WHAT IS ASKED: Everything in the listing except the pictures should be written out exactly.

GIVEN DATA:
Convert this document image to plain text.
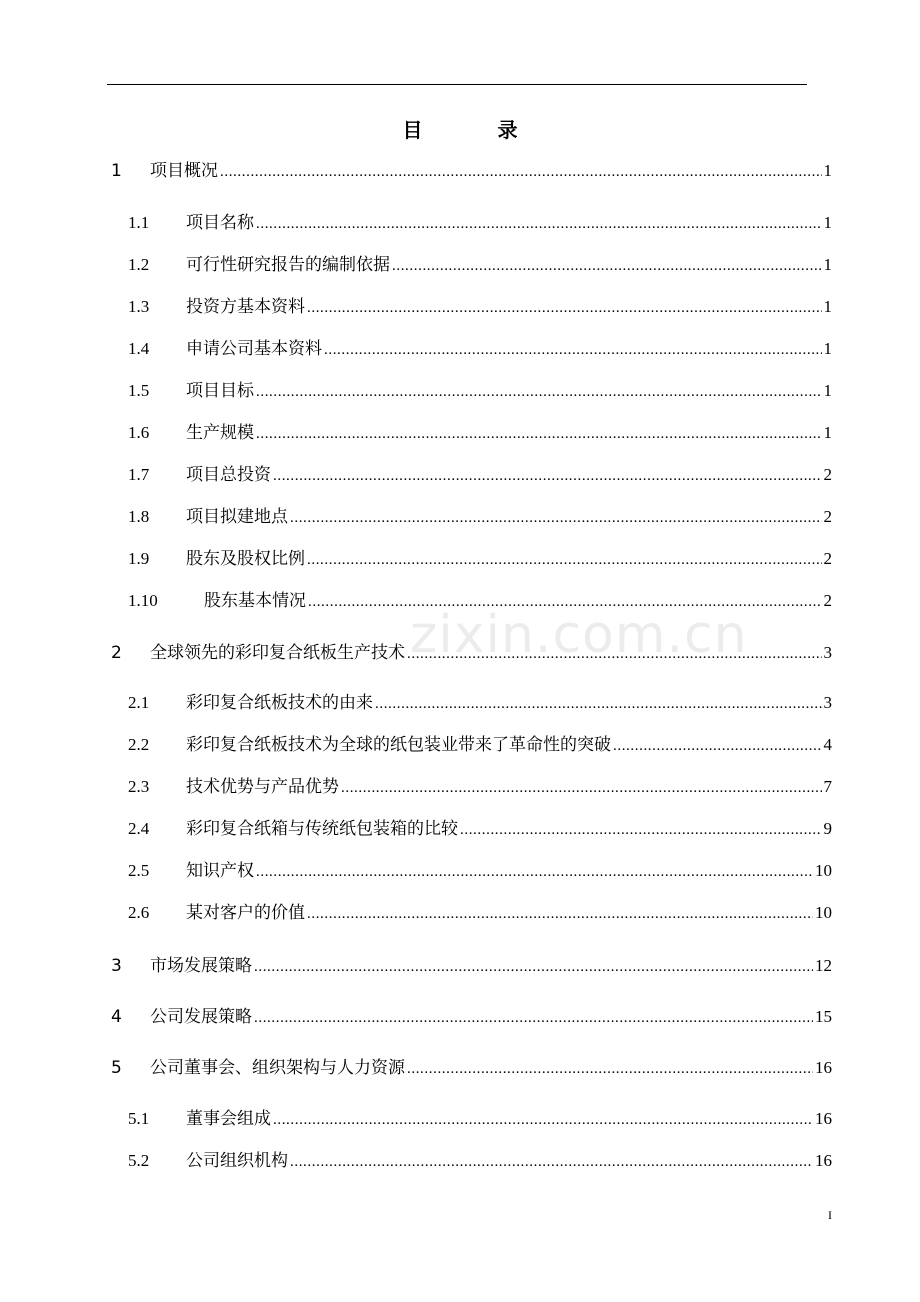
目 录
zixin.com.cn
1	项目概况 .....	1
1.1	项目名称 .....	1
1.2	可行性研究报告的编制依据 .....	1
1.3	投资方基本资料 .....	1
1.4	申请公司基本资料 .....	1
1.5	项目目标 .....	1
1.6	生产规模 .....	1
1.7	项目总投资 .....	2
1.8	项目拟建地点 .....	2
1.9	股东及股权比例 .....	2
1.10	股东基本情况 .....	2
2	全球领先的彩印复合纸板生产技术 .....	3
2.1	彩印复合纸板技术的由来 .....	3
2.2	彩印复合纸板技术为全球的纸包装业带来了革命性的突破 .....	4
2.3	技术优势与产品优势 .....	7
2.4	彩印复合纸箱与传统纸包装箱的比较 .....	9
2.5	知识产权 .....	10
2.6	某对客户的价值 .....	10
3	市场发展策略 .....	12
4	公司发展策略 .....	15
5	公司董事会、组织架构与人力资源 .....	16
5.1	董事会组成 .....	16
5.2	公司组织机构 .....	16
I
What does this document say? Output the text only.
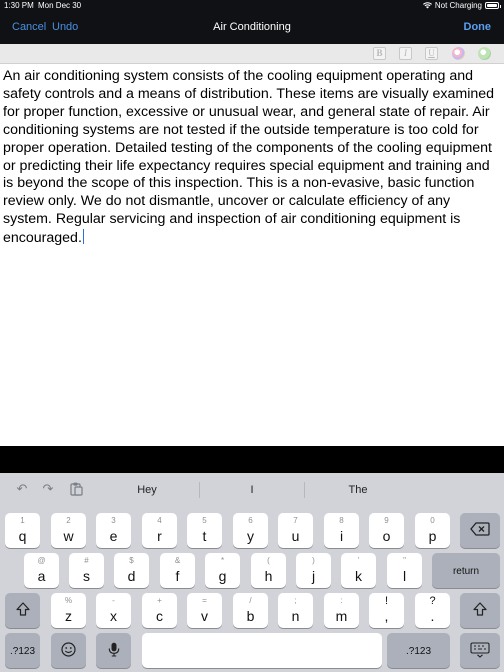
1:30 PM Mon Dec 30	Not Charging
Cancel Undo	Air Conditioning	Done
B	I	U
An air conditioning system consists of the cooling equipment operating and safety controls and a means of distribution. These items are visually examined for proper function, excessive or unusual wear, and general state of repair. Air conditioning systems are not tested if the outside temperature is too cold for proper operation. Detailed testing of the components of the cooling equipment or predicting their life expectancy requires special equipment and training and is beyond the scope of this inspection. This is a non-evasive, basic function review only. We do not dismantle, uncover or calculate efficiency of any system. Regular servicing and inspection of air conditioning equipment is encouraged.
↶ ↷	Hey	I	The
1
q
2
w
3
e
4
r
5
t
6
y
7
u
8
i
9
o
0
p
@
a
#
s
$
d
&
f
*
g
(
h
)
j
'
k
"
l	return
%
z
-
x
+
c
=
v
/
b
;
n
:
m
!
,
?
.
.?123	.?123
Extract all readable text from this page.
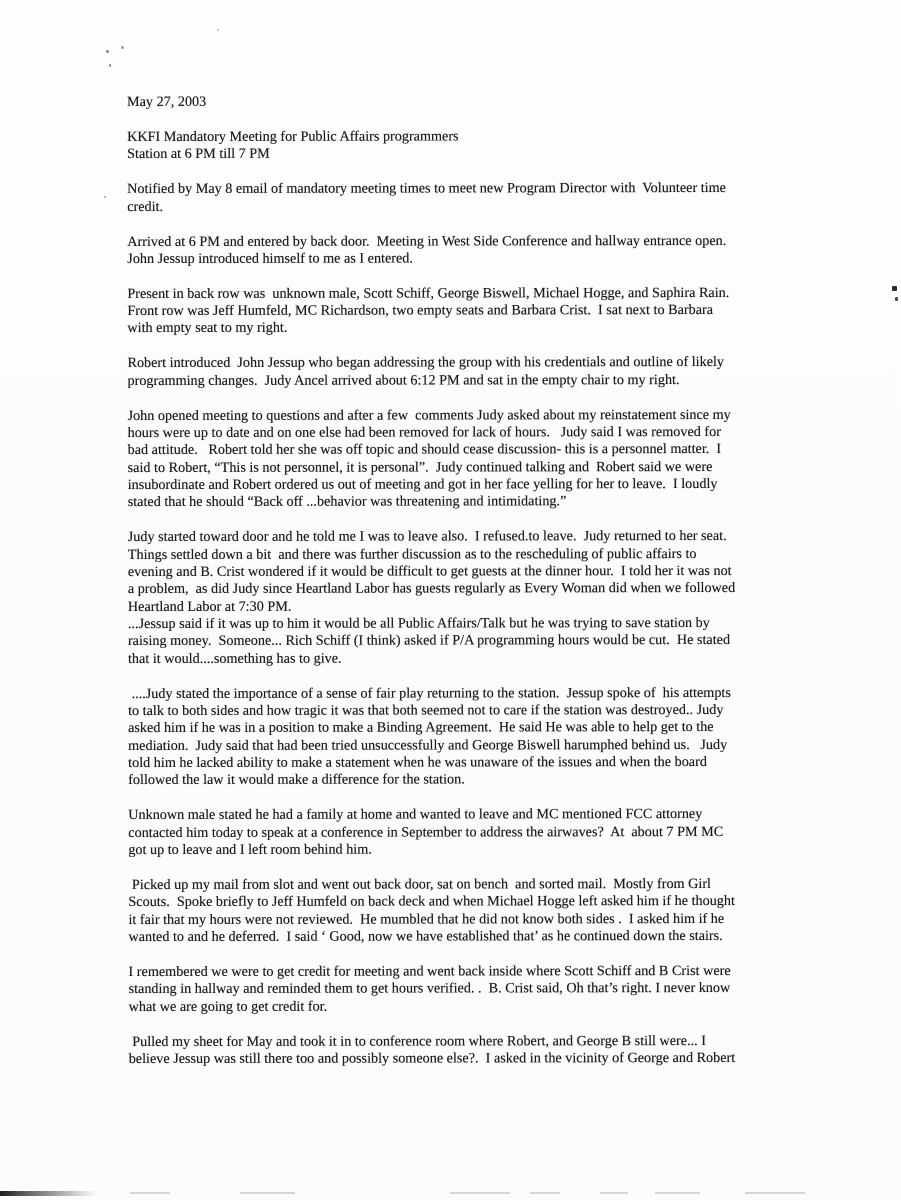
May 27, 2003
KKFI Mandatory Meeting for Public Affairs programmers
Station at 6 PM till 7 PM
Notified by May 8 email of mandatory meeting times to meet new Program Director with  Volunteer time
credit.
Arrived at 6 PM and entered by back door.  Meeting in West Side Conference and hallway entrance open.
John Jessup introduced himself to me as I entered.
Present in back row was  unknown male, Scott Schiff, George Biswell, Michael Hogge, and Saphira Rain.
Front row was Jeff Humfeld, MC Richardson, two empty seats and Barbara Crist.  I sat next to Barbara
with empty seat to my right.
Robert introduced  John Jessup who began addressing the group with his credentials and outline of likely
programming changes.  Judy Ancel arrived about 6:12 PM and sat in the empty chair to my right.
John opened meeting to questions and after a few  comments Judy asked about my reinstatement since my
hours were up to date and on one else had been removed for lack of hours.   Judy said I was removed for
bad attitude.   Robert told her she was off topic and should cease discussion- this is a personnel matter.  I
said to Robert, “This is not personnel, it is personal”.  Judy continued talking and  Robert said we were
insubordinate and Robert ordered us out of meeting and got in her face yelling for her to leave.  I loudly
stated that he should “Back off ...behavior was threatening and intimidating.”
Judy started toward door and he told me I was to leave also.  I refused.to leave.  Judy returned to her seat.
Things settled down a bit  and there was further discussion as to the rescheduling of public affairs to
evening and B. Crist wondered if it would be difficult to get guests at the dinner hour.  I told her it was not
a problem,  as did Judy since Heartland Labor has guests regularly as Every Woman did when we followed
Heartland Labor at 7:30 PM.
...Jessup said if it was up to him it would be all Public Affairs/Talk but he was trying to save station by
raising money.  Someone... Rich Schiff (I think) asked if P/A programming hours would be cut.  He stated
that it would....something has to give.
....Judy stated the importance of a sense of fair play returning to the station.  Jessup spoke of  his attempts
to talk to both sides and how tragic it was that both seemed not to care if the station was destroyed.. Judy
asked him if he was in a position to make a Binding Agreement.  He said He was able to help get to the
mediation.  Judy said that had been tried unsuccessfully and George Biswell harumphed behind us.   Judy
told him he lacked ability to make a statement when he was unaware of the issues and when the board
followed the law it would make a difference for the station.
Unknown male stated he had a family at home and wanted to leave and MC mentioned FCC attorney
contacted him today to speak at a conference in September to address the airwaves?  At  about 7 PM MC
got up to leave and I left room behind him.
Picked up my mail from slot and went out back door, sat on bench  and sorted mail.  Mostly from Girl
Scouts.  Spoke briefly to Jeff Humfeld on back deck and when Michael Hogge left asked him if he thought
it fair that my hours were not reviewed.  He mumbled that he did not know both sides .  I asked him if he
wanted to and he deferred.  I said ‘ Good, now we have established that’ as he continued down the stairs.
I remembered we were to get credit for meeting and went back inside where Scott Schiff and B Crist were
standing in hallway and reminded them to get hours verified. .  B. Crist said, Oh that’s right. I never know
what we are going to get credit for.
Pulled my sheet for May and took it in to conference room where Robert, and George B still were... I
believe Jessup was still there too and possibly someone else?.  I asked in the vicinity of George and Robert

RIGHT ANSWER:
Convert this document image to plain text.
目 录
zixin.com.cn
1	项目概况 .....	1
1.1	项目名称 .....	1
1.2	可行性研究报告的编制依据 .....	1
1.3	投资方基本资料 .....	1
1.4	申请公司基本资料 .....	1
1.5	项目目标 .....	1
1.6	生产规模 .....	1
1.7	项目总投资 .....	2
1.8	项目拟建地点 .....	2
1.9	股东及股权比例 .....	2
1.10	股东基本情况 .....	2
2	全球领先的彩印复合纸板生产技术 .....	3
2.1	彩印复合纸板技术的由来 .....	3
2.2	彩印复合纸板技术为全球的纸包装业带来了革命性的突破 .....	4
2.3	技术优势与产品优势 .....	7
2.4	彩印复合纸箱与传统纸包装箱的比较 .....	9
2.5	知识产权 .....	10
2.6	某对客户的价值 .....	10
3	市场发展策略 .....	12
4	公司发展策略 .....	15
5	公司董事会、组织架构与人力资源 .....	16
5.1	董事会组成 .....	16
5.2	公司组织机构 .....	16
I
What does this document say? Output the text only.
1:30 PM Mon Dec 30	Not Charging
Cancel Undo	Air Conditioning	Done
B	I	U
An air conditioning system consists of the cooling equipment operating and safety controls and a means of distribution. These items are visually examined for proper function, excessive or unusual wear, and general state of repair. Air conditioning systems are not tested if the outside temperature is too cold for proper operation. Detailed testing of the components of the cooling equipment or predicting their life expectancy requires special equipment and training and is beyond the scope of this inspection. This is a non-evasive, basic function review only. We do not dismantle, uncover or calculate efficiency of any system. Regular servicing and inspection of air conditioning equipment is encouraged.
↶ ↷	Hey	I	The
1
q
2
w
3
e
4
r
5
t
6
y
7
u
8
i
9
o
0
p
@
a
#
s
$
d
&
f
*
g
(
h
)
j
'
k
"
l	return
%
z
-
x
+
c
=
v
/
b
;
n
:
m
!
,
?
.
.?123	.?123
Extract all readable text from this page.
May 27, 2003
KKFI Mandatory Meeting for Public Affairs programmers
Station at 6 PM till 7 PM
Notified by May 8 email of mandatory meeting times to meet new Program Director with  Volunteer time
credit.
Arrived at 6 PM and entered by back door.  Meeting in West Side Conference and hallway entrance open.
John Jessup introduced himself to me as I entered.
Present in back row was  unknown male, Scott Schiff, George Biswell, Michael Hogge, and Saphira Rain.
Front row was Jeff Humfeld, MC Richardson, two empty seats and Barbara Crist.  I sat next to Barbara
with empty seat to my right.
Robert introduced  John Jessup who began addressing the group with his credentials and outline of likely
programming changes.  Judy Ancel arrived about 6:12 PM and sat in the empty chair to my right.
John opened meeting to questions and after a few  comments Judy asked about my reinstatement since my
hours were up to date and on one else had been removed for lack of hours.   Judy said I was removed for
bad attitude.   Robert told her she was off topic and should cease discussion- this is a personnel matter.  I
said to Robert, “This is not personnel, it is personal”.  Judy continued talking and  Robert said we were
insubordinate and Robert ordered us out of meeting and got in her face yelling for her to leave.  I loudly
stated that he should “Back off ...behavior was threatening and intimidating.”
Judy started toward door and he told me I was to leave also.  I refused.to leave.  Judy returned to her seat.
Things settled down a bit  and there was further discussion as to the rescheduling of public affairs to
evening and B. Crist wondered if it would be difficult to get guests at the dinner hour.  I told her it was not
a problem,  as did Judy since Heartland Labor has guests regularly as Every Woman did when we followed
Heartland Labor at 7:30 PM.
...Jessup said if it was up to him it would be all Public Affairs/Talk but he was trying to save station by
raising money.  Someone... Rich Schiff (I think) asked if P/A programming hours would be cut.  He stated
that it would....something has to give.
....Judy stated the importance of a sense of fair play returning to the station.  Jessup spoke of  his attempts
to talk to both sides and how tragic it was that both seemed not to care if the station was destroyed.. Judy
asked him if he was in a position to make a Binding Agreement.  He said He was able to help get to the
mediation.  Judy said that had been tried unsuccessfully and George Biswell harumphed behind us.   Judy
told him he lacked ability to make a statement when he was unaware of the issues and when the board
followed the law it would make a difference for the station.
Unknown male stated he had a family at home and wanted to leave and MC mentioned FCC attorney
contacted him today to speak at a conference in September to address the airwaves?  At  about 7 PM MC
got up to leave and I left room behind him.
Picked up my mail from slot and went out back door, sat on bench  and sorted mail.  Mostly from Girl
Scouts.  Spoke briefly to Jeff Humfeld on back deck and when Michael Hogge left asked him if he thought
it fair that my hours were not reviewed.  He mumbled that he did not know both sides .  I asked him if he
wanted to and he deferred.  I said ‘ Good, now we have established that’ as he continued down the stairs.
I remembered we were to get credit for meeting and went back inside where Scott Schiff and B Crist were
standing in hallway and reminded them to get hours verified. .  B. Crist said, Oh that’s right. I never know
what we are going to get credit for.
Pulled my sheet for May and took it in to conference room where Robert, and George B still were... I
believe Jessup was still there too and possibly someone else?.  I asked in the vicinity of George and Robert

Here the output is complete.